### The problem
Without the images, output each record below as it stands.

Collection entries:
····················
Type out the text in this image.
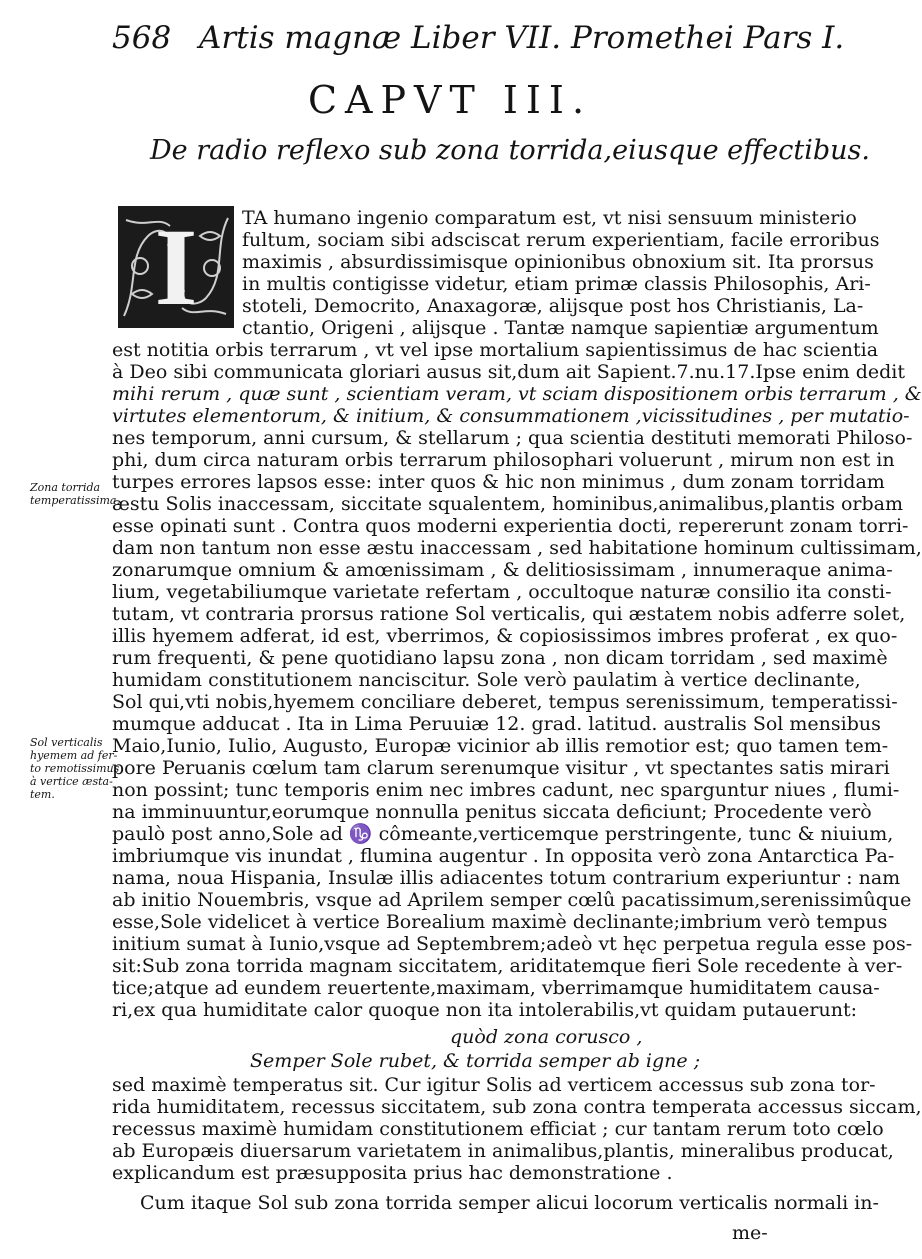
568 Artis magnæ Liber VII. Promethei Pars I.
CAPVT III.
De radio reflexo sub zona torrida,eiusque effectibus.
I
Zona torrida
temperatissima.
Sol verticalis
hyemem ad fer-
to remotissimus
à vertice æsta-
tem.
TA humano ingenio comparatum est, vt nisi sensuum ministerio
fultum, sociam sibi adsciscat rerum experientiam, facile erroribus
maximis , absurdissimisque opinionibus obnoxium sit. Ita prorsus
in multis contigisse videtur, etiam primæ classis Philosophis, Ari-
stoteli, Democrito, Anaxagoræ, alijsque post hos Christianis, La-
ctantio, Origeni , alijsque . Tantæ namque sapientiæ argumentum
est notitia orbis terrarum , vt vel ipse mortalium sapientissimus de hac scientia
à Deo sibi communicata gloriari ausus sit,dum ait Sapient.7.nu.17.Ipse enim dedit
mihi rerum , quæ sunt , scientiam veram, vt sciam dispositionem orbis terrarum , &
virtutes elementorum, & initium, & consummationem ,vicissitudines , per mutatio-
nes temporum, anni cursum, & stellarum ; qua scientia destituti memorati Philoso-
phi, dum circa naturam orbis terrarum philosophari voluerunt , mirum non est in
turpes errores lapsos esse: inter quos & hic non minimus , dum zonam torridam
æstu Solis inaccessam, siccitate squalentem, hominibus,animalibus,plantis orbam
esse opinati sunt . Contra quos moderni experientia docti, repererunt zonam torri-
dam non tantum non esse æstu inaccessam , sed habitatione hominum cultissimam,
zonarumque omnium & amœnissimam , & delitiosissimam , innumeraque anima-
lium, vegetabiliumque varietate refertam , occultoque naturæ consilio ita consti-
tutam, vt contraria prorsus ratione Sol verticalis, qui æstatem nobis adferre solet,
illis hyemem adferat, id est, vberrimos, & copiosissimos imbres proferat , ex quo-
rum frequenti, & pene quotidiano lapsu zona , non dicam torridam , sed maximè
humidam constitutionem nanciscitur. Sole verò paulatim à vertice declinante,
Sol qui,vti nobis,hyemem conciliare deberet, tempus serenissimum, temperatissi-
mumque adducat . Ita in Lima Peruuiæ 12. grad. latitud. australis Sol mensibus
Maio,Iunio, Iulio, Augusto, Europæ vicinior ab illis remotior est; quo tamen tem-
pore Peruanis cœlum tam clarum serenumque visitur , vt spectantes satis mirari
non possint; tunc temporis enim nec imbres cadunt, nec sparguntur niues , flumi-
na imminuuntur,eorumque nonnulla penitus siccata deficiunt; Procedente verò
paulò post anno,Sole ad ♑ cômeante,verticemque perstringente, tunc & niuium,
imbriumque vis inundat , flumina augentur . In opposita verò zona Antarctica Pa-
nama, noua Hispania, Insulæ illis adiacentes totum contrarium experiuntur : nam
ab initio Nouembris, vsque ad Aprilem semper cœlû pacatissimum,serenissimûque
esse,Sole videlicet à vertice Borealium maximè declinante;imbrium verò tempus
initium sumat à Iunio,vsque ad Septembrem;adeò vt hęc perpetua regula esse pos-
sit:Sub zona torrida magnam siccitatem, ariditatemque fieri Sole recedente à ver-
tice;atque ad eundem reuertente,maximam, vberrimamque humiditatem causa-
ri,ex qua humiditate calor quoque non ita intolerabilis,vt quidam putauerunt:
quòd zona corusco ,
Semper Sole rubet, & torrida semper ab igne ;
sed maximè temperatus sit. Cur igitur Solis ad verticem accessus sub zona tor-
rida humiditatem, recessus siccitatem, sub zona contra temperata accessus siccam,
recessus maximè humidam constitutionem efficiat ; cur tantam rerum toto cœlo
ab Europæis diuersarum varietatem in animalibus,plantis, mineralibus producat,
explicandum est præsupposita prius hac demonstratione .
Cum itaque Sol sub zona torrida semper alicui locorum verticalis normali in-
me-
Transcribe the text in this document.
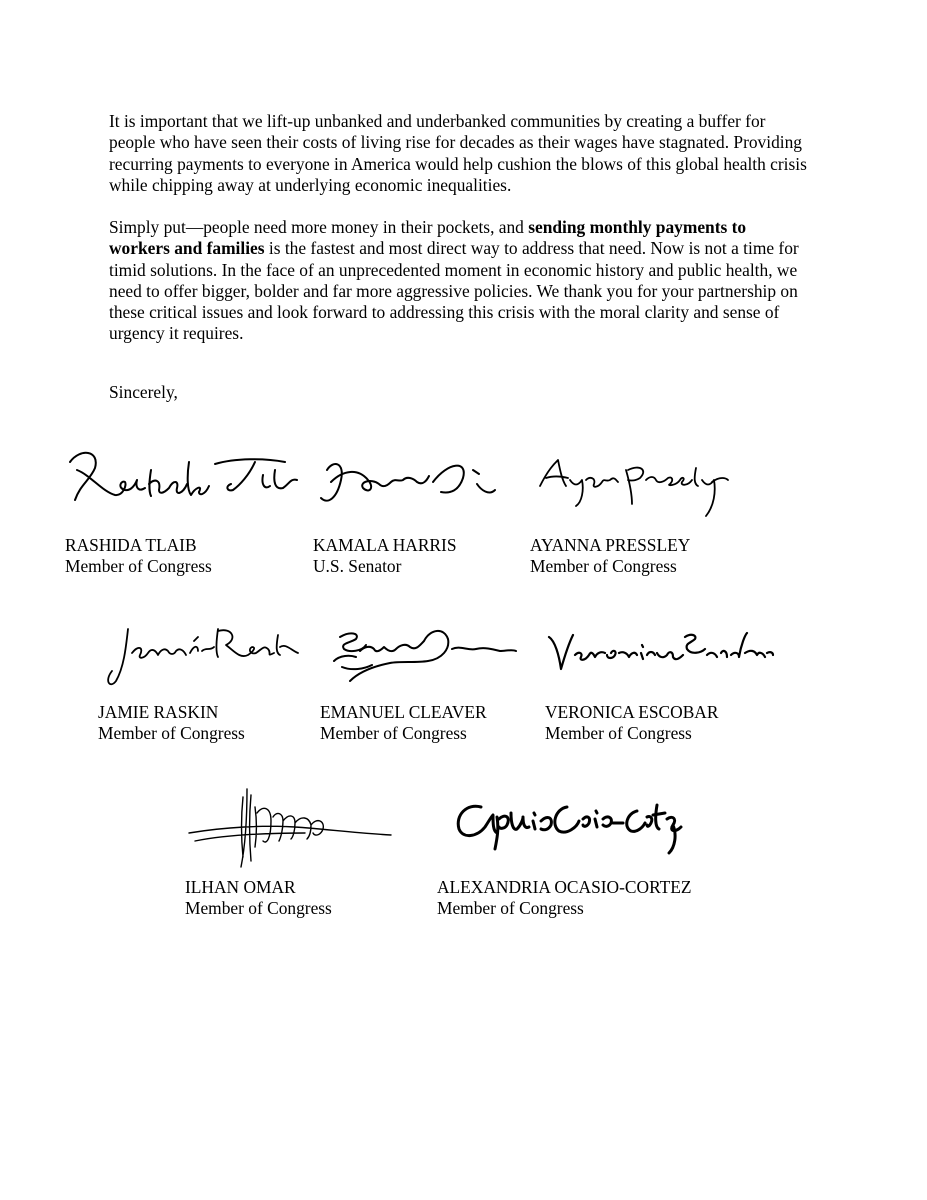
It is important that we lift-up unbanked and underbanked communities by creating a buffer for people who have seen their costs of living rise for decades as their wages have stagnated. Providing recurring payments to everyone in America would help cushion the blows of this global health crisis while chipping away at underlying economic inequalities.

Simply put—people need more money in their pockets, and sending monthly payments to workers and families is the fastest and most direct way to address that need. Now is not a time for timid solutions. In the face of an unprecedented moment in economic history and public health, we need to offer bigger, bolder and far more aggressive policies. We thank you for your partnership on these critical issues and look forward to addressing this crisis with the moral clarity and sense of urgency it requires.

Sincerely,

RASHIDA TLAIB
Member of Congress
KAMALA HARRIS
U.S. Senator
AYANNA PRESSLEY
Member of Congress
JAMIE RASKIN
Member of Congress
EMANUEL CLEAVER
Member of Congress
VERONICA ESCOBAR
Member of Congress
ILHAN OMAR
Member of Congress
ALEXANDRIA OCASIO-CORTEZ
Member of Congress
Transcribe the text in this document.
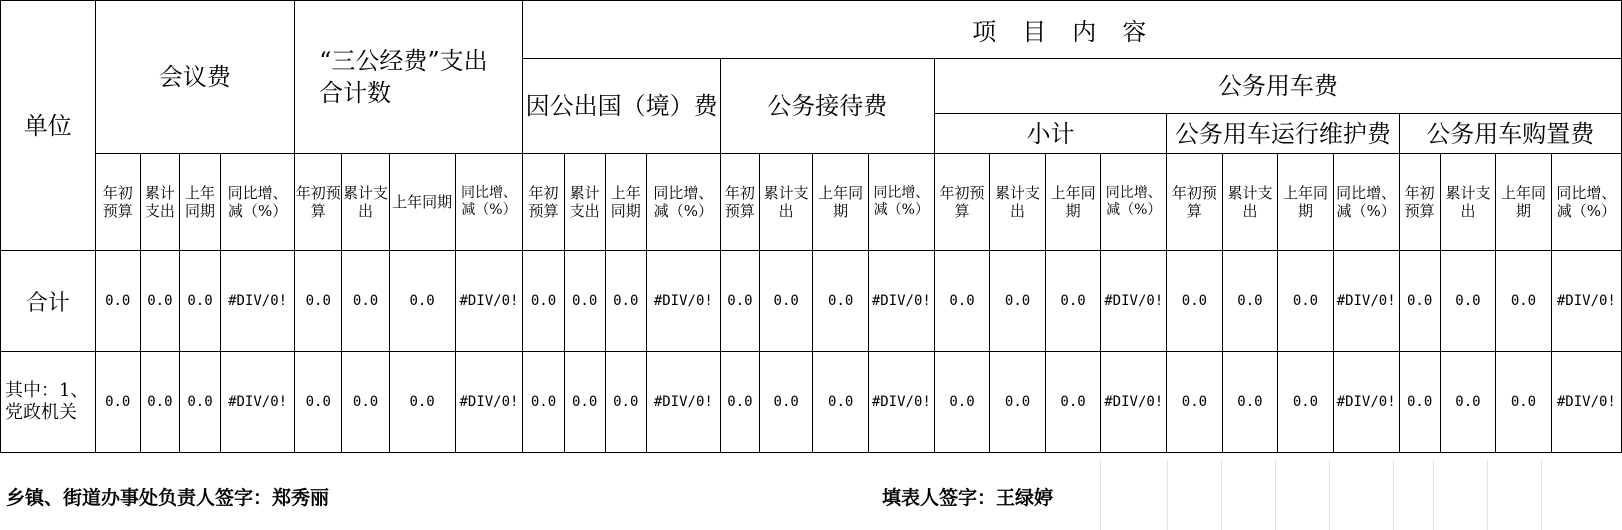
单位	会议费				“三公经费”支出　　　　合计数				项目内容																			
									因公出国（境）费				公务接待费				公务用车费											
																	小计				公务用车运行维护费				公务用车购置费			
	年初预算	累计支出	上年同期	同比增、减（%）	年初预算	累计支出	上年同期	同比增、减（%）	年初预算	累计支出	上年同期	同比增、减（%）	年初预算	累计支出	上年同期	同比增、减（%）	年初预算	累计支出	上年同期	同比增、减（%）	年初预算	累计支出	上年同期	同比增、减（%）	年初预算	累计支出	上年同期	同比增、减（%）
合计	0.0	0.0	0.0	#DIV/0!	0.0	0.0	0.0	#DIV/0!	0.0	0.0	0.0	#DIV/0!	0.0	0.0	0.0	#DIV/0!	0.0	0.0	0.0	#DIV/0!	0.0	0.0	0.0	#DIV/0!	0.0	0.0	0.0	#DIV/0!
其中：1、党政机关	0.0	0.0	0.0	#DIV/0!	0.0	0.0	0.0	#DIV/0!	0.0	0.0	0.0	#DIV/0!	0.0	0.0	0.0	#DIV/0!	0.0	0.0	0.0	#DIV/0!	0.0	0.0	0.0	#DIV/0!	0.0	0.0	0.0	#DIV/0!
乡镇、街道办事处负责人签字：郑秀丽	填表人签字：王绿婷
····················
### Output
Type out the text in this image.
568 Artis magnæ Liber VII. Promethei Pars I.
CAPVT III.
De radio reflexo sub zona torrida,eiusque effectibus.
I
Zona torrida
temperatissima.
Sol verticalis
hyemem ad fer-
to remotissimus
à vertice æsta-
tem.
TA humano ingenio comparatum est, vt nisi sensuum ministerio
fultum, sociam sibi adsciscat rerum experientiam, facile erroribus
maximis , absurdissimisque opinionibus obnoxium sit. Ita prorsus
in multis contigisse videtur, etiam primæ classis Philosophis, Ari-
stoteli, Democrito, Anaxagoræ, alijsque post hos Christianis, La-
ctantio, Origeni , alijsque . Tantæ namque sapientiæ argumentum
est notitia orbis terrarum , vt vel ipse mortalium sapientissimus de hac scientia
à Deo sibi communicata gloriari ausus sit,dum ait Sapient.7.nu.17.Ipse enim dedit
mihi rerum , quæ sunt , scientiam veram, vt sciam dispositionem orbis terrarum , &
virtutes elementorum, & initium, & consummationem ,vicissitudines , per mutatio-
nes temporum, anni cursum, & stellarum ; qua scientia destituti memorati Philoso-
phi, dum circa naturam orbis terrarum philosophari voluerunt , mirum non est in
turpes errores lapsos esse: inter quos & hic non minimus , dum zonam torridam
æstu Solis inaccessam, siccitate squalentem, hominibus,animalibus,plantis orbam
esse opinati sunt . Contra quos moderni experientia docti, repererunt zonam torri-
dam non tantum non esse æstu inaccessam , sed habitatione hominum cultissimam,
zonarumque omnium & amœnissimam , & delitiosissimam , innumeraque anima-
lium, vegetabiliumque varietate refertam , occultoque naturæ consilio ita consti-
tutam, vt contraria prorsus ratione Sol verticalis, qui æstatem nobis adferre solet,
illis hyemem adferat, id est, vberrimos, & copiosissimos imbres proferat , ex quo-
rum frequenti, & pene quotidiano lapsu zona , non dicam torridam , sed maximè
humidam constitutionem nanciscitur. Sole verò paulatim à vertice declinante,
Sol qui,vti nobis,hyemem conciliare deberet, tempus serenissimum, temperatissi-
mumque adducat . Ita in Lima Peruuiæ 12. grad. latitud. australis Sol mensibus
Maio,Iunio, Iulio, Augusto, Europæ vicinior ab illis remotior est; quo tamen tem-
pore Peruanis cœlum tam clarum serenumque visitur , vt spectantes satis mirari
non possint; tunc temporis enim nec imbres cadunt, nec sparguntur niues , flumi-
na imminuuntur,eorumque nonnulla penitus siccata deficiunt; Procedente verò
paulò post anno,Sole ad ♑ cômeante,verticemque perstringente, tunc & niuium,
imbriumque vis inundat , flumina augentur . In opposita verò zona Antarctica Pa-
nama, noua Hispania, Insulæ illis adiacentes totum contrarium experiuntur : nam
ab initio Nouembris, vsque ad Aprilem semper cœlû pacatissimum,serenissimûque
esse,Sole videlicet à vertice Borealium maximè declinante;imbrium verò tempus
initium sumat à Iunio,vsque ad Septembrem;adeò vt hęc perpetua regula esse pos-
sit:Sub zona torrida magnam siccitatem, ariditatemque fieri Sole recedente à ver-
tice;atque ad eundem reuertente,maximam, vberrimamque humiditatem causa-
ri,ex qua humiditate calor quoque non ita intolerabilis,vt quidam putauerunt:
quòd zona corusco ,
Semper Sole rubet, & torrida semper ab igne ;
sed maximè temperatus sit. Cur igitur Solis ad verticem accessus sub zona tor-
rida humiditatem, recessus siccitatem, sub zona contra temperata accessus siccam,
recessus maximè humidam constitutionem efficiat ; cur tantam rerum toto cœlo
ab Europæis diuersarum varietatem in animalibus,plantis, mineralibus producat,
explicandum est præsupposita prius hac demonstratione .
Cum itaque Sol sub zona torrida semper alicui locorum verticalis normali in-
me-
Transcribe the text in this document.
It is important that we lift-up unbanked and underbanked communities by creating a buffer for people who have seen their costs of living rise for decades as their wages have stagnated. Providing recurring payments to everyone in America would help cushion the blows of this global health crisis while chipping away at underlying economic inequalities.

Simply put—people need more money in their pockets, and sending monthly payments to workers and families is the fastest and most direct way to address that need. Now is not a time for timid solutions. In the face of an unprecedented moment in economic history and public health, we need to offer bigger, bolder and far more aggressive policies. We thank you for your partnership on these critical issues and look forward to addressing this crisis with the moral clarity and sense of urgency it requires.

Sincerely,

RASHIDA TLAIB
Member of Congress
KAMALA HARRIS
U.S. Senator
AYANNA PRESSLEY
Member of Congress
JAMIE RASKIN
Member of Congress
EMANUEL CLEAVER
Member of Congress
VERONICA ESCOBAR
Member of Congress
ILHAN OMAR
Member of Congress
ALEXANDRIA OCASIO-CORTEZ
Member of Congress
Transcribe the text in this document.
单位	会议费				“三公经费”支出　　　　合计数				项目内容																			
									因公出国（境）费				公务接待费				公务用车费											
																	小计				公务用车运行维护费				公务用车购置费			
	年初预算	累计支出	上年同期	同比增、减（%）	年初预算	累计支出	上年同期	同比增、减（%）	年初预算	累计支出	上年同期	同比增、减（%）	年初预算	累计支出	上年同期	同比增、减（%）	年初预算	累计支出	上年同期	同比增、减（%）	年初预算	累计支出	上年同期	同比增、减（%）	年初预算	累计支出	上年同期	同比增、减（%）
合计	0.0	0.0	0.0	#DIV/0!	0.0	0.0	0.0	#DIV/0!	0.0	0.0	0.0	#DIV/0!	0.0	0.0	0.0	#DIV/0!	0.0	0.0	0.0	#DIV/0!	0.0	0.0	0.0	#DIV/0!	0.0	0.0	0.0	#DIV/0!
其中：1、党政机关	0.0	0.0	0.0	#DIV/0!	0.0	0.0	0.0	#DIV/0!	0.0	0.0	0.0	#DIV/0!	0.0	0.0	0.0	#DIV/0!	0.0	0.0	0.0	#DIV/0!	0.0	0.0	0.0	#DIV/0!	0.0	0.0	0.0	#DIV/0!
乡镇、街道办事处负责人签字：郑秀丽	填表人签字：王绿婷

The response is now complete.